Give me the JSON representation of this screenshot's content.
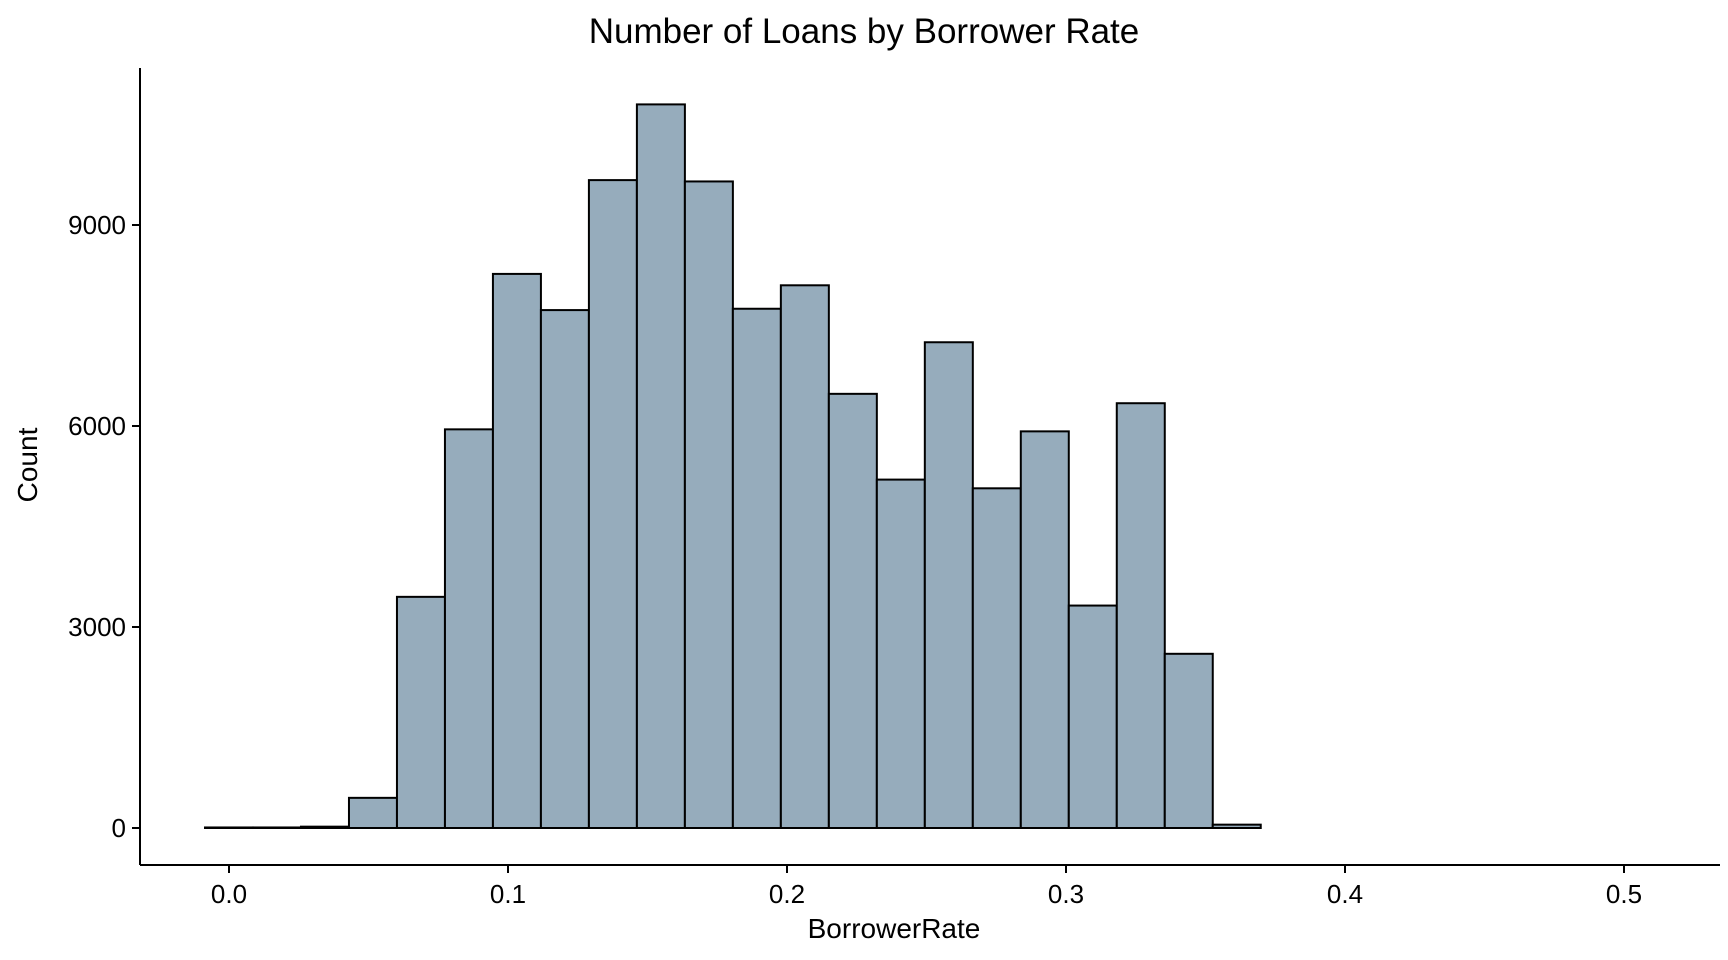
{
  "chart_data": {
    "type": "bar",
    "title": "Number of Loans by Borrower Rate",
    "xlabel": "BorrowerRate",
    "ylabel": "Count",
    "bin_width": 0.0172,
    "first_bin_left": -0.0086,
    "values": [
      8,
      8,
      20,
      450,
      3450,
      5950,
      8270,
      7730,
      9670,
      10800,
      9650,
      7750,
      8100,
      6480,
      5200,
      7250,
      5070,
      5920,
      3320,
      6340,
      2600,
      50,
      0,
      0,
      0,
      0,
      0,
      0,
      0,
      0
    ],
    "xlim": [
      -0.0086,
      0.5074
    ],
    "ylim": [
      0,
      11000
    ],
    "x_ticks": [
      0.0,
      0.1,
      0.2,
      0.3,
      0.4,
      0.5
    ],
    "x_tick_labels": [
      "0.0",
      "0.1",
      "0.2",
      "0.3",
      "0.4",
      "0.5"
    ],
    "y_ticks": [
      0,
      3000,
      6000,
      9000
    ],
    "y_tick_labels": [
      "0",
      "3000",
      "6000",
      "9000"
    ],
    "grid": false,
    "bar_fill": "#96acbc",
    "bar_stroke": "#000000"
  }
}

★ ★ ★ ★ ★

▸ **PROBLEM REQUIREMENTS**: Take the listing above and restate it word for word, without its pictures.

▸ **RESPONSE BELOW**:
Give me the JSON representation of this screenshot's content.
{
  "chart_data": {
    "type": "bar",
    "title": "Number of Loans by Borrower Rate",
    "xlabel": "BorrowerRate",
    "ylabel": "Count",
    "bin_width": 0.0172,
    "first_bin_left": -0.0086,
    "values": [
      8,
      8,
      20,
      450,
      3450,
      5950,
      8270,
      7730,
      9670,
      10800,
      9650,
      7750,
      8100,
      6480,
      5200,
      7250,
      5070,
      5920,
      3320,
      6340,
      2600,
      50,
      0,
      0,
      0,
      0,
      0,
      0,
      0,
      0
    ],
    "xlim": [
      -0.0086,
      0.5074
    ],
    "ylim": [
      0,
      11000
    ],
    "x_ticks": [
      0.0,
      0.1,
      0.2,
      0.3,
      0.4,
      0.5
    ],
    "x_tick_labels": [
      "0.0",
      "0.1",
      "0.2",
      "0.3",
      "0.4",
      "0.5"
    ],
    "y_ticks": [
      0,
      3000,
      6000,
      9000
    ],
    "y_tick_labels": [
      "0",
      "3000",
      "6000",
      "9000"
    ],
    "grid": false,
    "bar_fill": "#96acbc",
    "bar_stroke": "#000000"
  }
}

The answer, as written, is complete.